* **WHAT TO WORK ON**
In your copy, leave out the pictures and repeat the entries below exactly.

* **Dataset records**
>>>

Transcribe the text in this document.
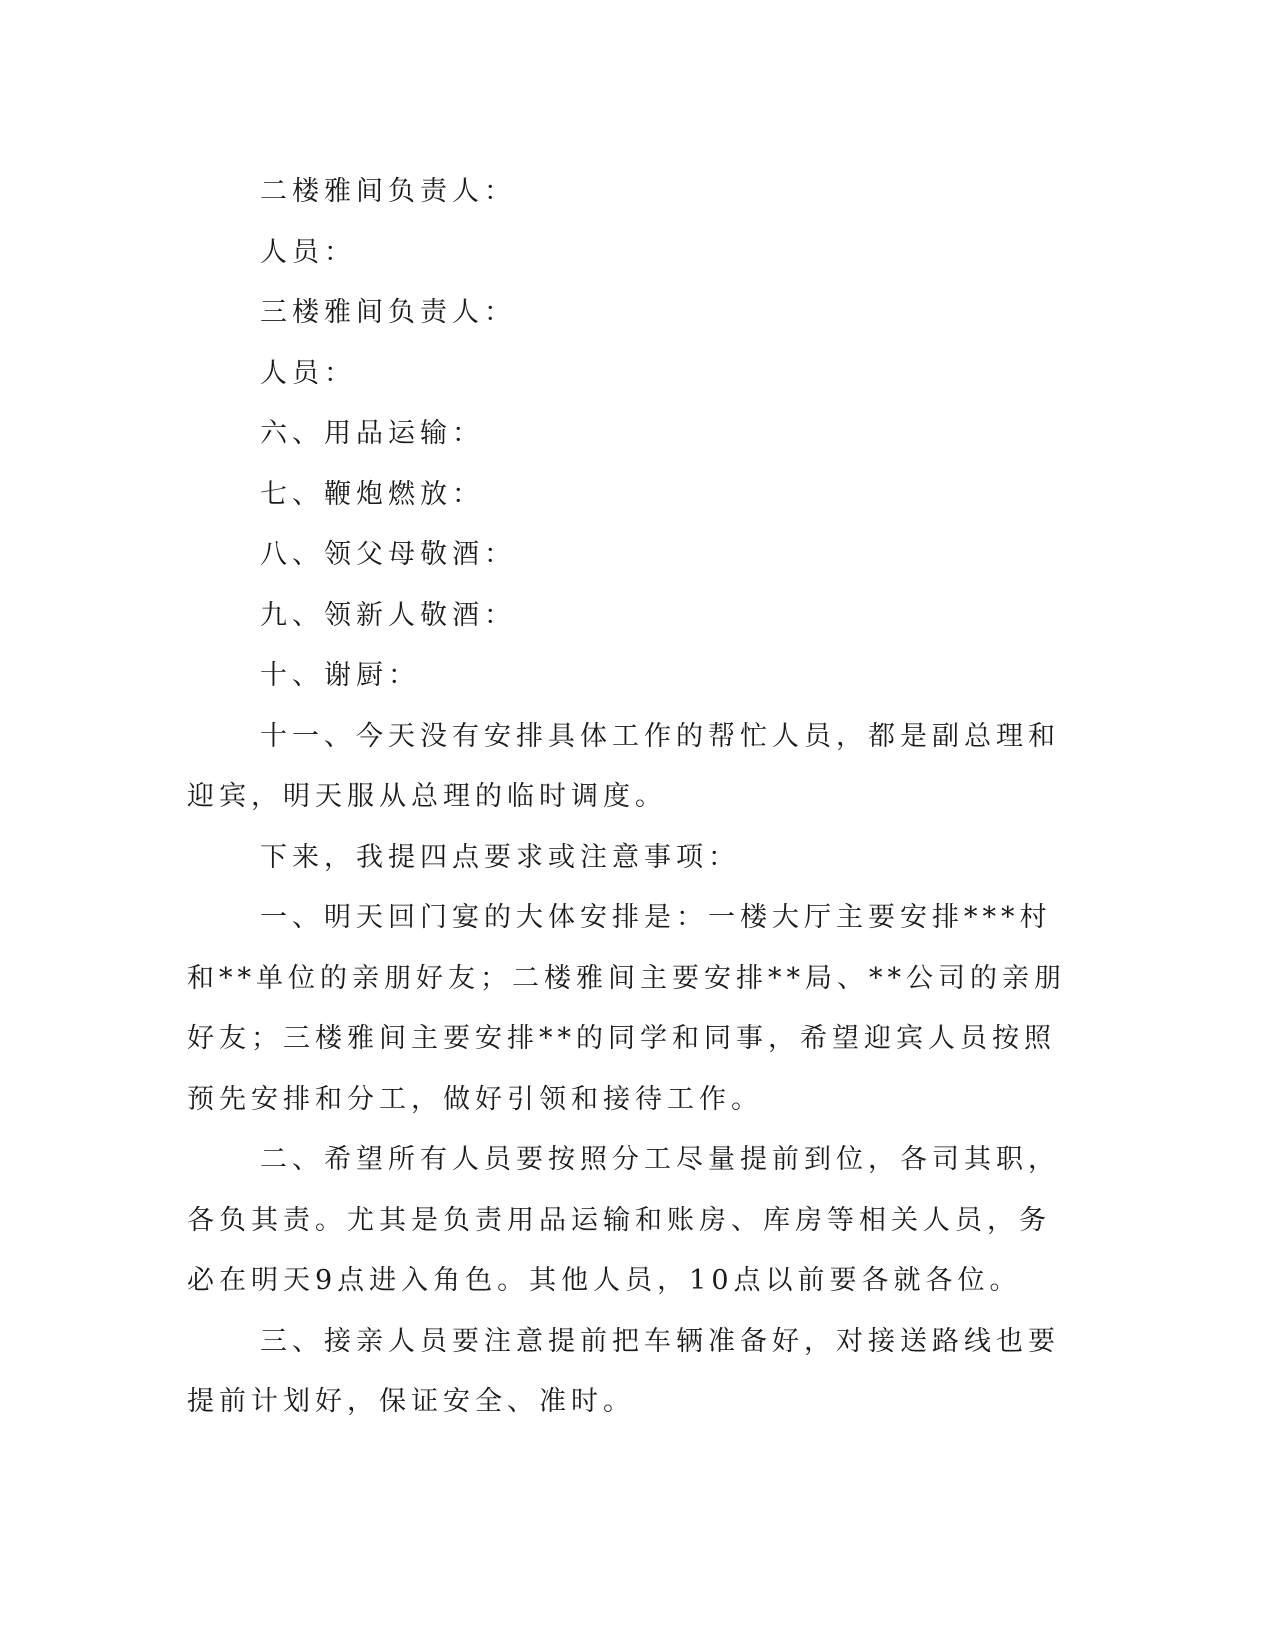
二楼雅间负责人：

人员：

三楼雅间负责人：

人员：

六、用品运输：

七、鞭炮燃放：

八、领父母敬酒：

九、领新人敬酒：

十、谢厨：

十一、今天没有安排具体工作的帮忙人员，都是副总理和迎宾，明天服从总理的临时调度。

下来，我提四点要求或注意事项：

一、明天回门宴的大体安排是：一楼大厅主要安排***村和**单位的亲朋好友；二楼雅间主要安排**局、**公司的亲朋好友；三楼雅间主要安排**的同学和同事，希望迎宾人员按照预先安排和分工，做好引领和接待工作。

二、希望所有人员要按照分工尽量提前到位，各司其职，各负其责。尤其是负责用品运输和账房、库房等相关人员，务必在明天9点进入角色。其他人员，10点以前要各就各位。

三、接亲人员要注意提前把车辆准备好，对接送路线也要提前计划好，保证安全、准时。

<<<

* **SOLVED PROBLEM**
Transcribe the text in this document.
二楼雅间负责人：

人员：

三楼雅间负责人：

人员：

六、用品运输：

七、鞭炮燃放：

八、领父母敬酒：

九、领新人敬酒：

十、谢厨：

十一、今天没有安排具体工作的帮忙人员，都是副总理和迎宾，明天服从总理的临时调度。

下来，我提四点要求或注意事项：

一、明天回门宴的大体安排是：一楼大厅主要安排***村和**单位的亲朋好友；二楼雅间主要安排**局、**公司的亲朋好友；三楼雅间主要安排**的同学和同事，希望迎宾人员按照预先安排和分工，做好引领和接待工作。

二、希望所有人员要按照分工尽量提前到位，各司其职，各负其责。尤其是负责用品运输和账房、库房等相关人员，务必在明天9点进入角色。其他人员，10点以前要各就各位。

三、接亲人员要注意提前把车辆准备好，对接送路线也要提前计划好，保证安全、准时。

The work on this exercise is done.